___ Material to process ___

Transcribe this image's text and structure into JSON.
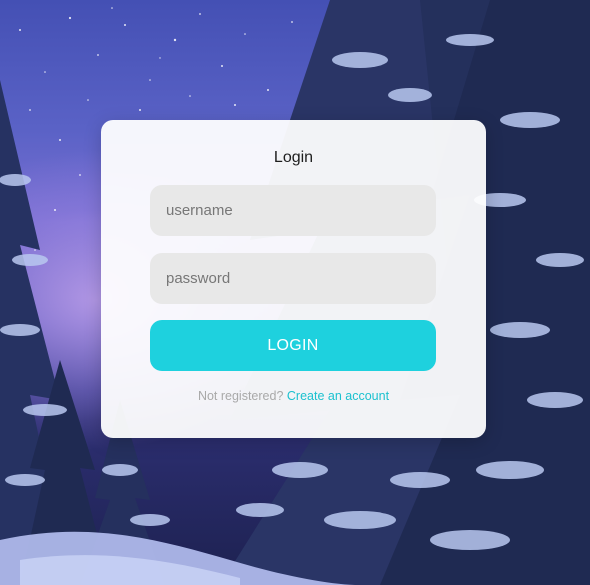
{
  "login": {
    "title": "Login",
    "username_placeholder": "username",
    "password_placeholder": "password",
    "button_label": "LOGIN",
    "register_prompt": "Not registered?",
    "register_link": "Create an account"
  },
  "colors": {
    "accent": "#1ed1de",
    "link": "#1cc1cf",
    "card": "#ffffff",
    "field": "#e8e8e8"
  }
}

___

● Objective
All records above are to be printed exactly, minus the pictures they contain.

● Completed task
Transcribe this image's text and structure into JSON.
{
  "login": {
    "title": "Login",
    "username_placeholder": "username",
    "password_placeholder": "password",
    "button_label": "LOGIN",
    "register_prompt": "Not registered?",
    "register_link": "Create an account"
  },
  "colors": {
    "accent": "#1ed1de",
    "link": "#1cc1cf",
    "card": "#ffffff",
    "field": "#e8e8e8"
  }
}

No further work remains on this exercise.